— Begin —

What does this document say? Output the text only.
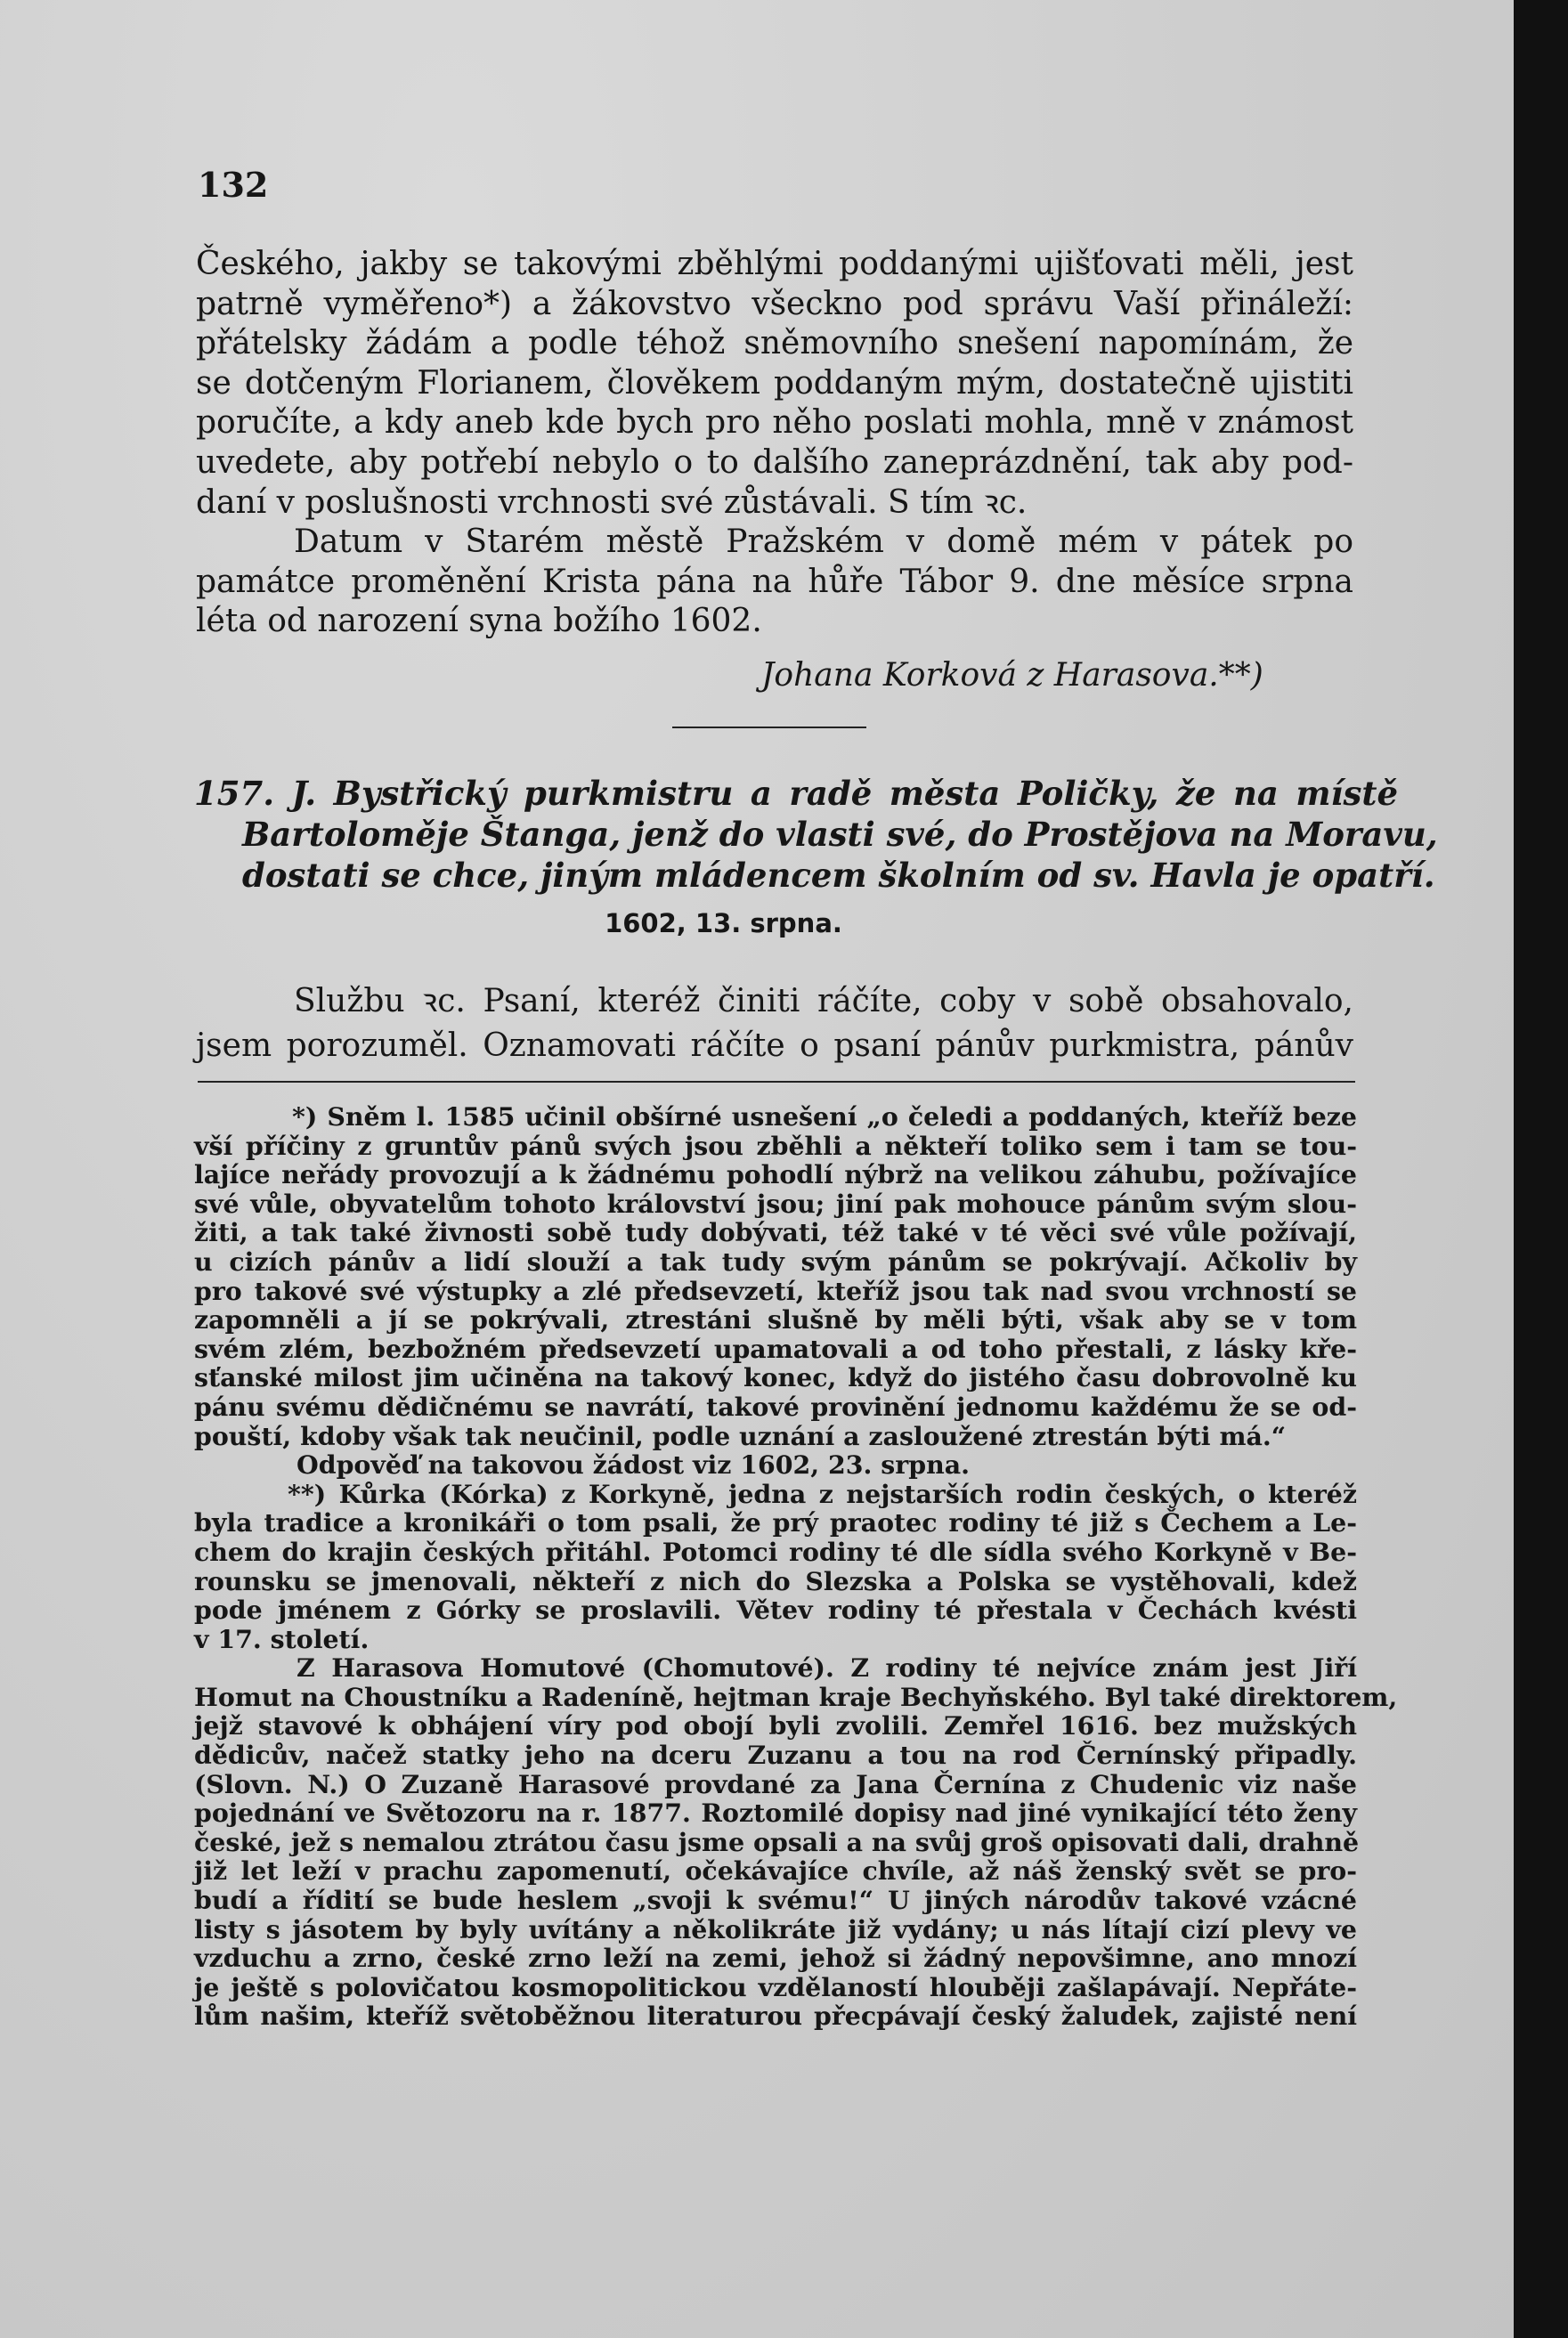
132
Českého, jakby se takovými zběhlými poddanými ujišťovati měli, jest
patrně vyměřeno*) a žákovstvo všeckno pod správu Vaší přináleží:
přátelsky žádám a podle téhož sněmovního snešení napomínám, že
se dotčeným Florianem, člověkem poddaným mým, dostatečně ujistiti
poručíte, a kdy aneb kde bych pro něho poslati mohla, mně v známost
uvedete, aby potřebí nebylo o to dalšího zaneprázdnění, tak aby pod-
daní v poslušnosti vrchnosti své zůstávali. S tím ꝛc.
Datum v Starém městě Pražském v domě mém v pátek po
památce proměnění Krista pána na hůře Tábor 9. dne měsíce srpna
léta od narození syna božího 1602.
Johana Korková z Harasova.**)
157. J. Bystřický purkmistru a radě města Poličky, že na místě
Bartoloměje Štanga, jenž do vlasti své, do Prostějova na Moravu,
dostati se chce, jiným mládencem školním od sv. Havla je opatří.
1602, 13. srpna.
Službu ꝛc. Psaní, kteréž činiti ráčíte, coby v sobě obsahovalo,
jsem porozuměl. Oznamovati ráčíte o psaní pánův purkmistra, pánův
*) Sněm l. 1585 učinil obšírné usnešení „o čeledi a poddaných, kteříž beze
vší příčiny z gruntův pánů svých jsou zběhli a někteří toliko sem i tam se tou-
lajíce neřády provozují a k žádnému pohodlí nýbrž na velikou záhubu, požívajíce
své vůle, obyvatelům tohoto království jsou; jiní pak mohouce pánům svým slou-
žiti, a tak také živnosti sobě tudy dobývati, též také v té věci své vůle požívají,
u cizích pánův a lidí slouží a tak tudy svým pánům se pokrývají. Ačkoliv by
pro takové své výstupky a zlé předsevzetí, kteříž jsou tak nad svou vrchností se
zapomněli a jí se pokrývali, ztrestáni slušně by měli býti, však aby se v tom
svém zlém, bezbožném předsevzetí upamatovali a od toho přestali, z lásky kře-
sťanské milost jim učiněna na takový konec, když do jistého času dobrovolně ku
pánu svému dědičnému se navrátí, takové provinění jednomu každému že se od-
pouští, kdoby však tak neučinil, podle uznání a zasloužené ztrestán býti má.“
Odpověď na takovou žádost viz 1602, 23. srpna.
**) Kůrka (Kórka) z Korkyně, jedna z nejstarších rodin českých, o kteréž
byla tradice a kronikáři o tom psali, že prý praotec rodiny té již s Čechem a Le-
chem do krajin českých přitáhl. Potomci rodiny té dle sídla svého Korkyně v Be-
rounsku se jmenovali, někteří z nich do Slezska a Polska se vystěhovali, kdež
pode jménem z Górky se proslavili. Větev rodiny té přestala v Čechách kvésti
v 17. století.
Z Harasova Homutové (Chomutové). Z rodiny té nejvíce znám jest Jiří
Homut na Choustníku a Radeníně, hejtman kraje Bechyňského. Byl také direktorem,
jejž stavové k obhájení víry pod obojí byli zvolili. Zemřel 1616. bez mužských
dědicův, načež statky jeho na dceru Zuzanu a tou na rod Černínský připadly.
(Slovn. N.) O Zuzaně Harasové provdané za Jana Černína z Chudenic viz naše
pojednání ve Světozoru na r. 1877. Roztomilé dopisy nad jiné vynikající této ženy
české, jež s nemalou ztrátou času jsme opsali a na svůj groš opisovati dali, drahně
již let leží v prachu zapomenutí, očekávajíce chvíle, až náš ženský svět se pro-
budí a řídití se bude heslem „svoji k svému!“ U jiných národův takové vzácné
listy s jásotem by byly uvítány a několikráte již vydány; u nás lítají cizí plevy ve
vzduchu a zrno, české zrno leží na zemi, jehož si žádný nepovšimne, ano mnozí
je ještě s polovičatou kosmopolitickou vzdělaností hlouběji zašlapávají. Nepřáte-
lům našim, kteříž světoběžnou literaturou přecpávají český žaludek, zajisté není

— End —

Identify each line in the records above containing the word "tudy"; copy those lines.

žiti, a tak také živnosti sobě tudy dobývati, též také v té věci své vůle požívají,
u cizích pánův a lidí slouží a tak tudy svým pánům se pokrývají. Ačkoliv by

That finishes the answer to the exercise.